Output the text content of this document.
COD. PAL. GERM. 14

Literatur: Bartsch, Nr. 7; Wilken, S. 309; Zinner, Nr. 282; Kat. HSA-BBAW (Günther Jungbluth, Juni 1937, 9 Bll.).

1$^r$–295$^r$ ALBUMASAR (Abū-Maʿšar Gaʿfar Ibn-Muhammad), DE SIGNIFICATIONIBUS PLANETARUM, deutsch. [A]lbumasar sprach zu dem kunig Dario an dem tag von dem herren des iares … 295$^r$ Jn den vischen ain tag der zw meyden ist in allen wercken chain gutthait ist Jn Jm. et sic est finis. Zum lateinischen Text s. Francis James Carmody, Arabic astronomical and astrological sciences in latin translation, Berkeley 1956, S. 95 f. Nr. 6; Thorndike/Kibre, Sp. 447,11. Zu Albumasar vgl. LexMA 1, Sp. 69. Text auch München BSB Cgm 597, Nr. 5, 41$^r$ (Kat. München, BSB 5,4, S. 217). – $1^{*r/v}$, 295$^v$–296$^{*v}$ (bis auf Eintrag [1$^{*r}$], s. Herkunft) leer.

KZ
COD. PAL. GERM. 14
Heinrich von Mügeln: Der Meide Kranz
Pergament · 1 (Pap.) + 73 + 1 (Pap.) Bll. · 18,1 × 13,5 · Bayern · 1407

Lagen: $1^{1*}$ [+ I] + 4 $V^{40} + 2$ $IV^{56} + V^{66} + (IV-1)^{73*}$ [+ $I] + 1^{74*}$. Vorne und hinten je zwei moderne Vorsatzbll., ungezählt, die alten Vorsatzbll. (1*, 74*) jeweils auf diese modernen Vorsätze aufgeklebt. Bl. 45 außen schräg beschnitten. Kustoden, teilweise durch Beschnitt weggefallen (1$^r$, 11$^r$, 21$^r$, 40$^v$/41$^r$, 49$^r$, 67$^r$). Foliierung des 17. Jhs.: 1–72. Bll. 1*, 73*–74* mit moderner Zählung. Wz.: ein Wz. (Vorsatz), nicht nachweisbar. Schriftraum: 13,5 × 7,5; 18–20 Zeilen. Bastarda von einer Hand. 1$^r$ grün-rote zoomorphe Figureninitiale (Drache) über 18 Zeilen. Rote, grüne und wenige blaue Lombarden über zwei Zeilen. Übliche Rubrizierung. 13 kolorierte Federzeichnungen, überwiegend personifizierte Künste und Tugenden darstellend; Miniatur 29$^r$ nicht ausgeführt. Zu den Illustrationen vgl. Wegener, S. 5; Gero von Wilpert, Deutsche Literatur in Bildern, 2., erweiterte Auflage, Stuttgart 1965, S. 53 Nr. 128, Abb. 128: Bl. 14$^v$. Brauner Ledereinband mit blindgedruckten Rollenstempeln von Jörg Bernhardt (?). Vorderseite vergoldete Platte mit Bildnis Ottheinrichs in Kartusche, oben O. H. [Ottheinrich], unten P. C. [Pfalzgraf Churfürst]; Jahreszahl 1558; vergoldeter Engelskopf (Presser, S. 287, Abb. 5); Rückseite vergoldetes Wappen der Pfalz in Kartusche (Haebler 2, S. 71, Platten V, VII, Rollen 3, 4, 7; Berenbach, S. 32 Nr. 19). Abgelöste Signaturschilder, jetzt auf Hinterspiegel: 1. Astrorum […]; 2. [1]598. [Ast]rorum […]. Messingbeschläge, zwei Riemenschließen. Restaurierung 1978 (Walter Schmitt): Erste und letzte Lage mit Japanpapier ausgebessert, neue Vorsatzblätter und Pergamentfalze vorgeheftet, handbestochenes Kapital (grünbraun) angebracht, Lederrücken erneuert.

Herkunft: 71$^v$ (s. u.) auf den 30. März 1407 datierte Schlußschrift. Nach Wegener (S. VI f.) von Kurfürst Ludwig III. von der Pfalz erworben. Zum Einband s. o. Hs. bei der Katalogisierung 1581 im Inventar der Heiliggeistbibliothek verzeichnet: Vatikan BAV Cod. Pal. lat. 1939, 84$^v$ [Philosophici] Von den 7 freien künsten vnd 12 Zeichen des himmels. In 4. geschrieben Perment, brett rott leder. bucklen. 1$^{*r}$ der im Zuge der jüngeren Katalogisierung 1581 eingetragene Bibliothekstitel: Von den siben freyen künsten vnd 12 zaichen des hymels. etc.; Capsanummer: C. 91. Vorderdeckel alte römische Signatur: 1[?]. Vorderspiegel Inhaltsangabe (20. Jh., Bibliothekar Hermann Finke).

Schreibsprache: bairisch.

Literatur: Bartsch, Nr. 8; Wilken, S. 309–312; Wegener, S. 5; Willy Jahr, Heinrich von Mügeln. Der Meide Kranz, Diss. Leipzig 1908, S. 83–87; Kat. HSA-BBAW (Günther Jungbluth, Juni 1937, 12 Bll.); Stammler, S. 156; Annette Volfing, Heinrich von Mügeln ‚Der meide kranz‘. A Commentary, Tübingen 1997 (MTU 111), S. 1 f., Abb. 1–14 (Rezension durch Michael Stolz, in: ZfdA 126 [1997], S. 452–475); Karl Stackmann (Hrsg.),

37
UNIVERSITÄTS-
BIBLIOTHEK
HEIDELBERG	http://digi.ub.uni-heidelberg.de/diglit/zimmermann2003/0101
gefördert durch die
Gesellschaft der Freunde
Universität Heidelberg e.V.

====================

Your task is to output the full set of records exactly as presented.

Output the text content of this document.
COD. PAL. GERM. 14

Literatur: Bartsch, Nr. 7; Wilken, S. 309; Zinner, Nr. 282; Kat. HSA-BBAW (Günther Jungbluth, Juni 1937, 9 Bll.).

1$^r$–295$^r$ ALBUMASAR (Abū-Maʿšar Gaʿfar Ibn-Muhammad), DE SIGNIFICATIONIBUS PLANETARUM, deutsch. [A]lbumasar sprach zu dem kunig Dario an dem tag von dem herren des iares … 295$^r$ Jn den vischen ain tag der zw meyden ist in allen wercken chain gutthait ist Jn Jm. et sic est finis. Zum lateinischen Text s. Francis James Carmody, Arabic astronomical and astrological sciences in latin translation, Berkeley 1956, S. 95 f. Nr. 6; Thorndike/Kibre, Sp. 447,11. Zu Albumasar vgl. LexMA 1, Sp. 69. Text auch München BSB Cgm 597, Nr. 5, 41$^r$ (Kat. München, BSB 5,4, S. 217). – $1^{*r/v}$, 295$^v$–296$^{*v}$ (bis auf Eintrag [1$^{*r}$], s. Herkunft) leer.

KZ
COD. PAL. GERM. 14
Heinrich von Mügeln: Der Meide Kranz
Pergament · 1 (Pap.) + 73 + 1 (Pap.) Bll. · 18,1 × 13,5 · Bayern · 1407

Lagen: $1^{1*}$ [+ I] + 4 $V^{40} + 2$ $IV^{56} + V^{66} + (IV-1)^{73*}$ [+ $I] + 1^{74*}$. Vorne und hinten je zwei moderne Vorsatzbll., ungezählt, die alten Vorsatzbll. (1*, 74*) jeweils auf diese modernen Vorsätze aufgeklebt. Bl. 45 außen schräg beschnitten. Kustoden, teilweise durch Beschnitt weggefallen (1$^r$, 11$^r$, 21$^r$, 40$^v$/41$^r$, 49$^r$, 67$^r$). Foliierung des 17. Jhs.: 1–72. Bll. 1*, 73*–74* mit moderner Zählung. Wz.: ein Wz. (Vorsatz), nicht nachweisbar. Schriftraum: 13,5 × 7,5; 18–20 Zeilen. Bastarda von einer Hand. 1$^r$ grün-rote zoomorphe Figureninitiale (Drache) über 18 Zeilen. Rote, grüne und wenige blaue Lombarden über zwei Zeilen. Übliche Rubrizierung. 13 kolorierte Federzeichnungen, überwiegend personifizierte Künste und Tugenden darstellend; Miniatur 29$^r$ nicht ausgeführt. Zu den Illustrationen vgl. Wegener, S. 5; Gero von Wilpert, Deutsche Literatur in Bildern, 2., erweiterte Auflage, Stuttgart 1965, S. 53 Nr. 128, Abb. 128: Bl. 14$^v$. Brauner Ledereinband mit blindgedruckten Rollenstempeln von Jörg Bernhardt (?). Vorderseite vergoldete Platte mit Bildnis Ottheinrichs in Kartusche, oben O. H. [Ottheinrich], unten P. C. [Pfalzgraf Churfürst]; Jahreszahl 1558; vergoldeter Engelskopf (Presser, S. 287, Abb. 5); Rückseite vergoldetes Wappen der Pfalz in Kartusche (Haebler 2, S. 71, Platten V, VII, Rollen 3, 4, 7; Berenbach, S. 32 Nr. 19). Abgelöste Signaturschilder, jetzt auf Hinterspiegel: 1. Astrorum […]; 2. [1]598. [Ast]rorum […]. Messingbeschläge, zwei Riemenschließen. Restaurierung 1978 (Walter Schmitt): Erste und letzte Lage mit Japanpapier ausgebessert, neue Vorsatzblätter und Pergamentfalze vorgeheftet, handbestochenes Kapital (grünbraun) angebracht, Lederrücken erneuert.

Herkunft: 71$^v$ (s. u.) auf den 30. März 1407 datierte Schlußschrift. Nach Wegener (S. VI f.) von Kurfürst Ludwig III. von der Pfalz erworben. Zum Einband s. o. Hs. bei der Katalogisierung 1581 im Inventar der Heiliggeistbibliothek verzeichnet: Vatikan BAV Cod. Pal. lat. 1939, 84$^v$ [Philosophici] Von den 7 freien künsten vnd 12 Zeichen des himmels. In 4. geschrieben Perment, brett rott leder. bucklen. 1$^{*r}$ der im Zuge der jüngeren Katalogisierung 1581 eingetragene Bibliothekstitel: Von den siben freyen künsten vnd 12 zaichen des hymels. etc.; Capsanummer: C. 91. Vorderdeckel alte römische Signatur: 1[?]. Vorderspiegel Inhaltsangabe (20. Jh., Bibliothekar Hermann Finke).

Schreibsprache: bairisch.

Literatur: Bartsch, Nr. 8; Wilken, S. 309–312; Wegener, S. 5; Willy Jahr, Heinrich von Mügeln. Der Meide Kranz, Diss. Leipzig 1908, S. 83–87; Kat. HSA-BBAW (Günther Jungbluth, Juni 1937, 12 Bll.); Stammler, S. 156; Annette Volfing, Heinrich von Mügeln ‚Der meide kranz‘. A Commentary, Tübingen 1997 (MTU 111), S. 1 f., Abb. 1–14 (Rezension durch Michael Stolz, in: ZfdA 126 [1997], S. 452–475); Karl Stackmann (Hrsg.),

37
UNIVERSITÄTS-
BIBLIOTHEK
HEIDELBERG	http://digi.ub.uni-heidelberg.de/diglit/zimmermann2003/0101
gefördert durch die
Gesellschaft der Freunde
Universität Heidelberg e.V.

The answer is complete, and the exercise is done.